#### Goal
In the lines below, how many hold the word "specimens"? Answer only with the number.

= = =

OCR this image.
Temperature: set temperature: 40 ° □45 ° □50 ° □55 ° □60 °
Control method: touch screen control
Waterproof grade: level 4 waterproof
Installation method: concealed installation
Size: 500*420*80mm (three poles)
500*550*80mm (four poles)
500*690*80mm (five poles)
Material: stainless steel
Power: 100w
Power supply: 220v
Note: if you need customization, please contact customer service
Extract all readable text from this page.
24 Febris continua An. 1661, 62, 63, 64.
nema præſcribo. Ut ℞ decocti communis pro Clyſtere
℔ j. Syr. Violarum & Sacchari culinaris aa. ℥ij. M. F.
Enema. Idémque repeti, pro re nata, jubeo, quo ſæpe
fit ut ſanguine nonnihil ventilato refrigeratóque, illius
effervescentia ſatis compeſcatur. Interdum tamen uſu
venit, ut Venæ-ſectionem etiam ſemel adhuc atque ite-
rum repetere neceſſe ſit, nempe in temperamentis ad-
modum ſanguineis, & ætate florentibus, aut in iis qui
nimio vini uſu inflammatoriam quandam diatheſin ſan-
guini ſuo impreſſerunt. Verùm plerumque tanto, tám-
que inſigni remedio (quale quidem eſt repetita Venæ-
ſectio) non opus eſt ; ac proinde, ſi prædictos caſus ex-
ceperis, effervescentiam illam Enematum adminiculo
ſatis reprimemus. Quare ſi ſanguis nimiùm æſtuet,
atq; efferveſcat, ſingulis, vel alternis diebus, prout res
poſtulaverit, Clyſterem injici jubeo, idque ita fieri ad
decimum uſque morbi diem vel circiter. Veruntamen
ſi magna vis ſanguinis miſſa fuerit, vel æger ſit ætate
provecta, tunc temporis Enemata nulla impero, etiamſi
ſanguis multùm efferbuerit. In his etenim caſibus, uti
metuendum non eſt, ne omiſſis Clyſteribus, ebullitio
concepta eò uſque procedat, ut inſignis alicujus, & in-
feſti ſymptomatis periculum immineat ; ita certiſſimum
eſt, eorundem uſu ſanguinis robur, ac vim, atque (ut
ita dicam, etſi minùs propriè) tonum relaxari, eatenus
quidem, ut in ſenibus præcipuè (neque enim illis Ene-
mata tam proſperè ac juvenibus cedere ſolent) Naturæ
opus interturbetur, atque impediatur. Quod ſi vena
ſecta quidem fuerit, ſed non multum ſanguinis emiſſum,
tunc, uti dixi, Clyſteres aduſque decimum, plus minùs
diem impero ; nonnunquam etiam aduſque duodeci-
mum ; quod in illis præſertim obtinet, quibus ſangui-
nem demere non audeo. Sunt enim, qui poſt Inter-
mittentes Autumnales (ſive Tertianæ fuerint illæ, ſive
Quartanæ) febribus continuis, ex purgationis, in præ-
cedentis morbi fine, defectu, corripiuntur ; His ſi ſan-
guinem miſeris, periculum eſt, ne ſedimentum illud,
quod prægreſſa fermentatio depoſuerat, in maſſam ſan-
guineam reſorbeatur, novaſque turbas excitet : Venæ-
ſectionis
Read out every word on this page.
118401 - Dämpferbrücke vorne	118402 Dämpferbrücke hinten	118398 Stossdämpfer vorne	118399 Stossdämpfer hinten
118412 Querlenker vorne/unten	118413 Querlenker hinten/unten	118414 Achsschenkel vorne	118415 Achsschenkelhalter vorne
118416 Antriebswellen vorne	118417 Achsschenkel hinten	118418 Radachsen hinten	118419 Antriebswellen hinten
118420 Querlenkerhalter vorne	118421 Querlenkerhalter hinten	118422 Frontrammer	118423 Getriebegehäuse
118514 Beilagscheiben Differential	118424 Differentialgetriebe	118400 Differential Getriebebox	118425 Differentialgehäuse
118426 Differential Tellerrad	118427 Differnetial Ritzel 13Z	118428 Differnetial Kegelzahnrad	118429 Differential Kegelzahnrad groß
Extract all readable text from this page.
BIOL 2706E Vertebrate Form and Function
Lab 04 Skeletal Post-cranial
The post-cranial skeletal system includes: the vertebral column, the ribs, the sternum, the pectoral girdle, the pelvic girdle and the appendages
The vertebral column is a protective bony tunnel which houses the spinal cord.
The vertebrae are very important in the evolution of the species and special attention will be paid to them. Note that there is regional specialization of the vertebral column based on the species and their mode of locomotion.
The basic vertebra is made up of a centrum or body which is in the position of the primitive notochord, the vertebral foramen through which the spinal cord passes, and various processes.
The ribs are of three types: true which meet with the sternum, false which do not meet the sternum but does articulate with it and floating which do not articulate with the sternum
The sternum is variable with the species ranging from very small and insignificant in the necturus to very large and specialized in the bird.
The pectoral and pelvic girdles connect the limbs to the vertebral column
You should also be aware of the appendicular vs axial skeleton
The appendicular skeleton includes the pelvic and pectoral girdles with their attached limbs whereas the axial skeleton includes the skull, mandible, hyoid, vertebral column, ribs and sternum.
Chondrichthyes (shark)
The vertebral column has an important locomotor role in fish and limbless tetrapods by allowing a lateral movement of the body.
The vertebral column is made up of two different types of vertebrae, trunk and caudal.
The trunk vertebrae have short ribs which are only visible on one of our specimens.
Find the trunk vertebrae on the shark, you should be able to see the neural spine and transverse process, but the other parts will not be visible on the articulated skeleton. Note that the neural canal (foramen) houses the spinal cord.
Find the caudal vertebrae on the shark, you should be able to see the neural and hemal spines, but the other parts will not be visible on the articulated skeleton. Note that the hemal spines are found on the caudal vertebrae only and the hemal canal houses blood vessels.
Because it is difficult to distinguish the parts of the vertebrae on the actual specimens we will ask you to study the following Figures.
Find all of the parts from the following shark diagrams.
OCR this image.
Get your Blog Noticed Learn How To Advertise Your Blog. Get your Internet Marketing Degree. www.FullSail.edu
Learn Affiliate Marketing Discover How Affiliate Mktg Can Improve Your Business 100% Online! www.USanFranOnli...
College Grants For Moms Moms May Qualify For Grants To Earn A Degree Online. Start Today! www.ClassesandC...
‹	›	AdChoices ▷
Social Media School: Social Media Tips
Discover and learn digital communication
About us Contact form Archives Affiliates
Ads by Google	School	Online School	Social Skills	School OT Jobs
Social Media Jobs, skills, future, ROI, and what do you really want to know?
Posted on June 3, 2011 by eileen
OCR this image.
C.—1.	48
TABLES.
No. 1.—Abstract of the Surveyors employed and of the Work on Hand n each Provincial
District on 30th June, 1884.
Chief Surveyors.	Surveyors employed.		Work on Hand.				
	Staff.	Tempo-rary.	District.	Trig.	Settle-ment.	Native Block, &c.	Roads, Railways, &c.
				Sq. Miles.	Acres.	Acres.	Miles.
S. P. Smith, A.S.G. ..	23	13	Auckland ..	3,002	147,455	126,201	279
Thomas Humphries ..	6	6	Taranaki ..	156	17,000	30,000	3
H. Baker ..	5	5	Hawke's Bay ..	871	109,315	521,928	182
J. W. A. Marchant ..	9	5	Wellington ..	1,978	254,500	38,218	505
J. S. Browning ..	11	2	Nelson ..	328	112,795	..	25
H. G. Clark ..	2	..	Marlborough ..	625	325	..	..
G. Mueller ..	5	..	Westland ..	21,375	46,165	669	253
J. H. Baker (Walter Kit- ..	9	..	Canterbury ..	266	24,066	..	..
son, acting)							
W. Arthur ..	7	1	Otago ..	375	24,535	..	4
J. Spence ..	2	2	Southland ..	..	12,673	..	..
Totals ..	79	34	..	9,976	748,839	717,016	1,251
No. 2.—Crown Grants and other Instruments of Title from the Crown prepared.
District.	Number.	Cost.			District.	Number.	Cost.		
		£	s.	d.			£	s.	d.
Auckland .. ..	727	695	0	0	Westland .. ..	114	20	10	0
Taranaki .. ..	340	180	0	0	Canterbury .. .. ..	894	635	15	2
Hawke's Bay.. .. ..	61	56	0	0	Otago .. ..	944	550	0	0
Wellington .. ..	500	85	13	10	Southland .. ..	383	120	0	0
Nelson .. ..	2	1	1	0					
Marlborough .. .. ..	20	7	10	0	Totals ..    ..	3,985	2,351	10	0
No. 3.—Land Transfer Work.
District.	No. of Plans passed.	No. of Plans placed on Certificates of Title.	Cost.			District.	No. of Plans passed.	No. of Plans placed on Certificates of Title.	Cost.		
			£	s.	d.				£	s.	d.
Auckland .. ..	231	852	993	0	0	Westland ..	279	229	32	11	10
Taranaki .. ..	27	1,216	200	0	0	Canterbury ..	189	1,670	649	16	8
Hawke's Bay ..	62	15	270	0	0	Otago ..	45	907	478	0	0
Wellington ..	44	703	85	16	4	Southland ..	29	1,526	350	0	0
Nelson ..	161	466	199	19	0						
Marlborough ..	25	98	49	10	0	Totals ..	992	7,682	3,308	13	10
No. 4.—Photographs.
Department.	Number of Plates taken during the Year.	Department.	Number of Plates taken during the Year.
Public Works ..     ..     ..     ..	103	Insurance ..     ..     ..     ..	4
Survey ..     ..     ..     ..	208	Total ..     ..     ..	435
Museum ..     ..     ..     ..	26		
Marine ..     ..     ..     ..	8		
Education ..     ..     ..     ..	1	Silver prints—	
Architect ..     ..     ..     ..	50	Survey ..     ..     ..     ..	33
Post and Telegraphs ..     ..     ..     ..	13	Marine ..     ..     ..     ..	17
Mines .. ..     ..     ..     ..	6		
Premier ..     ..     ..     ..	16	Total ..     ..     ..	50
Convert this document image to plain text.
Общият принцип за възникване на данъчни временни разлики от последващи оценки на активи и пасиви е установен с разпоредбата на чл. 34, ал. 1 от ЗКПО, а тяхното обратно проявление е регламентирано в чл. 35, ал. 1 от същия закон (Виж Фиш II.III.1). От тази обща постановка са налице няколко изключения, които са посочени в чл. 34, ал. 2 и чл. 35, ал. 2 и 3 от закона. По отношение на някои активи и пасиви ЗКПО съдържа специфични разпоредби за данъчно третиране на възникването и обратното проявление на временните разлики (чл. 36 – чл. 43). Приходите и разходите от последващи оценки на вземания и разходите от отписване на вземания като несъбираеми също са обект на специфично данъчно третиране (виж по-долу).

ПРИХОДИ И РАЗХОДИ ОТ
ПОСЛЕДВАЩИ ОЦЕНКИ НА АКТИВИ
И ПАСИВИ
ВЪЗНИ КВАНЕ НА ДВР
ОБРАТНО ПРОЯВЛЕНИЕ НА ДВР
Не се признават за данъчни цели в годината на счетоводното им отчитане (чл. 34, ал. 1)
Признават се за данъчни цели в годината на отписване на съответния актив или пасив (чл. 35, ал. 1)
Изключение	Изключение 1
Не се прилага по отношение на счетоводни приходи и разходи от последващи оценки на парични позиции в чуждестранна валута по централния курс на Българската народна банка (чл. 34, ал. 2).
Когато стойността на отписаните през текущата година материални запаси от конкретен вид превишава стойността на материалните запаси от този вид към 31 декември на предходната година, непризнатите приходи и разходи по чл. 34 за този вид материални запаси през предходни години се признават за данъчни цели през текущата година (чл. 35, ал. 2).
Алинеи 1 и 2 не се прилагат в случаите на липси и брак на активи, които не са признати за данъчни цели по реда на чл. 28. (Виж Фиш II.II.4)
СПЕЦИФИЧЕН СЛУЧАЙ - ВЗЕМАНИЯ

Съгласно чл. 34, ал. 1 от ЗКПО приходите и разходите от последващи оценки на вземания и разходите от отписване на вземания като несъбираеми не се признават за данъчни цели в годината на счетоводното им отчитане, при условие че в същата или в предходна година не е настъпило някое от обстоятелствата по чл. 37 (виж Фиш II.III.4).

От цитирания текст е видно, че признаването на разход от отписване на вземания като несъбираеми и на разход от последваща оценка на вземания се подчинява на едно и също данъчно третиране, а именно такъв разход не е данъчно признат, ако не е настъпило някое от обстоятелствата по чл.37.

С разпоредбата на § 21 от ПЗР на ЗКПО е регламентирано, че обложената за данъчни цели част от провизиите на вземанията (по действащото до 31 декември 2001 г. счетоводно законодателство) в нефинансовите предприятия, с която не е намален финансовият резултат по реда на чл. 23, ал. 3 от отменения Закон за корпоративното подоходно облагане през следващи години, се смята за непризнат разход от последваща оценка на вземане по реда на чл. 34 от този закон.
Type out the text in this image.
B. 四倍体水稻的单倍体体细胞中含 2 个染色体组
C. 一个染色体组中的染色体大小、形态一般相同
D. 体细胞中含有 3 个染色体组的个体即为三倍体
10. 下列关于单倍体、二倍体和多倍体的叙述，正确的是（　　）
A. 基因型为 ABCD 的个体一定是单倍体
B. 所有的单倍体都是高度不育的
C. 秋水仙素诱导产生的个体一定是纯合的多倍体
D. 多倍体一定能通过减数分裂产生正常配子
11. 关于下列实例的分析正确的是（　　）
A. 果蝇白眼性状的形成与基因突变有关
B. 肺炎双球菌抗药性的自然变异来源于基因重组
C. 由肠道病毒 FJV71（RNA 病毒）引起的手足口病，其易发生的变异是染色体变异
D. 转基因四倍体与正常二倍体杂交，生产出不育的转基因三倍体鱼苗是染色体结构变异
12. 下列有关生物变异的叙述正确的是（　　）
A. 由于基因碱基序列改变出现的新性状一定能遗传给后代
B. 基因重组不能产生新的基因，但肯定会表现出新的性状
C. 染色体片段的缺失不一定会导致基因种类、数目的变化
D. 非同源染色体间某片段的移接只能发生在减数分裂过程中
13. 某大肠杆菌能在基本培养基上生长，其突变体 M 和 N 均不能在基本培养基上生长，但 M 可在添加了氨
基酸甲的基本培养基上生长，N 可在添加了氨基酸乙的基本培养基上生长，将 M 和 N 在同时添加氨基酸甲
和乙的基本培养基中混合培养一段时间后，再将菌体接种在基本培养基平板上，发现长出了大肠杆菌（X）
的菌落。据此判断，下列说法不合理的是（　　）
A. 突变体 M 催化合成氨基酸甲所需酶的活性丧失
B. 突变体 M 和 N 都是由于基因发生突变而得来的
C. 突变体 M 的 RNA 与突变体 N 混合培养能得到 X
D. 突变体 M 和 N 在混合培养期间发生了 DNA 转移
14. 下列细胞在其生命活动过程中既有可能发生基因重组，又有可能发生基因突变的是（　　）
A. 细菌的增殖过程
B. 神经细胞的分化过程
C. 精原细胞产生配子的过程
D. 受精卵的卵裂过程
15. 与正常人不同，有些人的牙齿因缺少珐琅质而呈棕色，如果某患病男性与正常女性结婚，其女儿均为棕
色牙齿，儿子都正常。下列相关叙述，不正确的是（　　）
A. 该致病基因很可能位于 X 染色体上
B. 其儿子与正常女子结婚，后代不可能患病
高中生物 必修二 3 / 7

= = =

#### Task solution
2